== AIM OF THE EXERCISE ==
Each record must be retyped in full. No character may differ.

Items from a dataset:
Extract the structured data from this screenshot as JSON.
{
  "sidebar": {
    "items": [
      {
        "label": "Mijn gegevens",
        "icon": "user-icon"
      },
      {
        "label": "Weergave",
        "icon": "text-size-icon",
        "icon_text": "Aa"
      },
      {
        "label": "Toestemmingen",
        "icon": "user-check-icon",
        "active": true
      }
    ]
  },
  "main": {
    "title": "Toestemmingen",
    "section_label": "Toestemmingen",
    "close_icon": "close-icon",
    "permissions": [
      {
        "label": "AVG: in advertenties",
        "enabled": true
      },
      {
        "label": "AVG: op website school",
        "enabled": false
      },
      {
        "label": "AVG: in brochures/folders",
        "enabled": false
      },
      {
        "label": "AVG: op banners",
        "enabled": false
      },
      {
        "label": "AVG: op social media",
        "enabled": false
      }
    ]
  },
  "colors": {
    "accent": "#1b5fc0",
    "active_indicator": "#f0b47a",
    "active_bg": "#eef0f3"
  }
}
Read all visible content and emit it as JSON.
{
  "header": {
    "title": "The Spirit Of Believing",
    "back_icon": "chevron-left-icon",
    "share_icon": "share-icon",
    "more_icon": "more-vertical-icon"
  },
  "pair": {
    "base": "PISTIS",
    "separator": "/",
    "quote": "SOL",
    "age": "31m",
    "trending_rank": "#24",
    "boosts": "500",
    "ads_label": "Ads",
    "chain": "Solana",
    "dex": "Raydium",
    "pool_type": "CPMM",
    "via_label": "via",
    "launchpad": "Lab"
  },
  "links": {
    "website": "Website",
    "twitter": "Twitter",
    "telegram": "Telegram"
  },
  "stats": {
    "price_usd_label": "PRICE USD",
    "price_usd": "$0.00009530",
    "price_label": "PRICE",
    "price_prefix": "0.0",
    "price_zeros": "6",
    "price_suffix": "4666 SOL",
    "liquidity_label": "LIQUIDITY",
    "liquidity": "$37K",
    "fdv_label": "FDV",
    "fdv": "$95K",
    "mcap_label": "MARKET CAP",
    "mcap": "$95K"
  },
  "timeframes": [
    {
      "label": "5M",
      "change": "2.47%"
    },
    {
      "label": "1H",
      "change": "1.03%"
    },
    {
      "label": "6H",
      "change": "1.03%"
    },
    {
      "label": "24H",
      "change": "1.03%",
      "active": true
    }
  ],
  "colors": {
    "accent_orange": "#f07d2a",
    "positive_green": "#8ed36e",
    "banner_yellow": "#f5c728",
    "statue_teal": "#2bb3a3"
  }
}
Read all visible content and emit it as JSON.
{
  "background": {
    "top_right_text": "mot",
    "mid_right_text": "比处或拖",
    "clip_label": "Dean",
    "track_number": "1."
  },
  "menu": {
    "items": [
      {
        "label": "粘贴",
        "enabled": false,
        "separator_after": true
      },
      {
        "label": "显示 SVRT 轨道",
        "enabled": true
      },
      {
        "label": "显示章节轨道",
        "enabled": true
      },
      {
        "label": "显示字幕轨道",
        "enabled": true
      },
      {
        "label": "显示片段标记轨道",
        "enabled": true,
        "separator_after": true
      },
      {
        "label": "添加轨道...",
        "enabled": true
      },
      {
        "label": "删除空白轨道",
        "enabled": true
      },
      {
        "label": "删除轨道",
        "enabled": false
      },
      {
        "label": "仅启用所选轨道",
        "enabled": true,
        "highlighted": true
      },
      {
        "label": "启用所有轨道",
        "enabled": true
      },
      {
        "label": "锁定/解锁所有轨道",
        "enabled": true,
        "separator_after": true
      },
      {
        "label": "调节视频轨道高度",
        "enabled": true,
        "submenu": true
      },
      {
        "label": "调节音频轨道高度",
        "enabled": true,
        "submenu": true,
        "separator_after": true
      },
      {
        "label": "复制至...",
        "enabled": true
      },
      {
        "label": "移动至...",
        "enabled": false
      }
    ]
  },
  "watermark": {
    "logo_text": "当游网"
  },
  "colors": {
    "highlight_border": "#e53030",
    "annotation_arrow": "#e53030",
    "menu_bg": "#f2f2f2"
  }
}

== SOLUTION TO THIS EXERCISE ==
Extract the structured data from this screenshot as JSON.
{
  "sidebar": {
    "items": [
      {
        "label": "Mijn gegevens",
        "icon": "user-icon"
      },
      {
        "label": "Weergave",
        "icon": "text-size-icon",
        "icon_text": "Aa"
      },
      {
        "label": "Toestemmingen",
        "icon": "user-check-icon",
        "active": true
      }
    ]
  },
  "main": {
    "title": "Toestemmingen",
    "section_label": "Toestemmingen",
    "close_icon": "close-icon",
    "permissions": [
      {
        "label": "AVG: in advertenties",
        "enabled": true
      },
      {
        "label": "AVG: op website school",
        "enabled": false
      },
      {
        "label": "AVG: in brochures/folders",
        "enabled": false
      },
      {
        "label": "AVG: op banners",
        "enabled": false
      },
      {
        "label": "AVG: op social media",
        "enabled": false
      }
    ]
  },
  "colors": {
    "accent": "#1b5fc0",
    "active_indicator": "#f0b47a",
    "active_bg": "#eef0f3"
  }
}
Read all visible content and emit it as JSON.
{
  "header": {
    "title": "The Spirit Of Believing",
    "back_icon": "chevron-left-icon",
    "share_icon": "share-icon",
    "more_icon": "more-vertical-icon"
  },
  "pair": {
    "base": "PISTIS",
    "separator": "/",
    "quote": "SOL",
    "age": "31m",
    "trending_rank": "#24",
    "boosts": "500",
    "ads_label": "Ads",
    "chain": "Solana",
    "dex": "Raydium",
    "pool_type": "CPMM",
    "via_label": "via",
    "launchpad": "Lab"
  },
  "links": {
    "website": "Website",
    "twitter": "Twitter",
    "telegram": "Telegram"
  },
  "stats": {
    "price_usd_label": "PRICE USD",
    "price_usd": "$0.00009530",
    "price_label": "PRICE",
    "price_prefix": "0.0",
    "price_zeros": "6",
    "price_suffix": "4666 SOL",
    "liquidity_label": "LIQUIDITY",
    "liquidity": "$37K",
    "fdv_label": "FDV",
    "fdv": "$95K",
    "mcap_label": "MARKET CAP",
    "mcap": "$95K"
  },
  "timeframes": [
    {
      "label": "5M",
      "change": "2.47%"
    },
    {
      "label": "1H",
      "change": "1.03%"
    },
    {
      "label": "6H",
      "change": "1.03%"
    },
    {
      "label": "24H",
      "change": "1.03%",
      "active": true
    }
  ],
  "colors": {
    "accent_orange": "#f07d2a",
    "positive_green": "#8ed36e",
    "banner_yellow": "#f5c728",
    "statue_teal": "#2bb3a3"
  }
}
Read all visible content and emit it as JSON.
{
  "background": {
    "top_right_text": "mot",
    "mid_right_text": "比处或拖",
    "clip_label": "Dean",
    "track_number": "1."
  },
  "menu": {
    "items": [
      {
        "label": "粘贴",
        "enabled": false,
        "separator_after": true
      },
      {
        "label": "显示 SVRT 轨道",
        "enabled": true
      },
      {
        "label": "显示章节轨道",
        "enabled": true
      },
      {
        "label": "显示字幕轨道",
        "enabled": true
      },
      {
        "label": "显示片段标记轨道",
        "enabled": true,
        "separator_after": true
      },
      {
        "label": "添加轨道...",
        "enabled": true
      },
      {
        "label": "删除空白轨道",
        "enabled": true
      },
      {
        "label": "删除轨道",
        "enabled": false
      },
      {
        "label": "仅启用所选轨道",
        "enabled": true,
        "highlighted": true
      },
      {
        "label": "启用所有轨道",
        "enabled": true
      },
      {
        "label": "锁定/解锁所有轨道",
        "enabled": true,
        "separator_after": true
      },
      {
        "label": "调节视频轨道高度",
        "enabled": true,
        "submenu": true
      },
      {
        "label": "调节音频轨道高度",
        "enabled": true,
        "submenu": true,
        "separator_after": true
      },
      {
        "label": "复制至...",
        "enabled": true
      },
      {
        "label": "移动至...",
        "enabled": false
      }
    ]
  },
  "watermark": {
    "logo_text": "当游网"
  },
  "colors": {
    "highlight_border": "#e53030",
    "annotation_arrow": "#e53030",
    "menu_bg": "#f2f2f2"
  }
}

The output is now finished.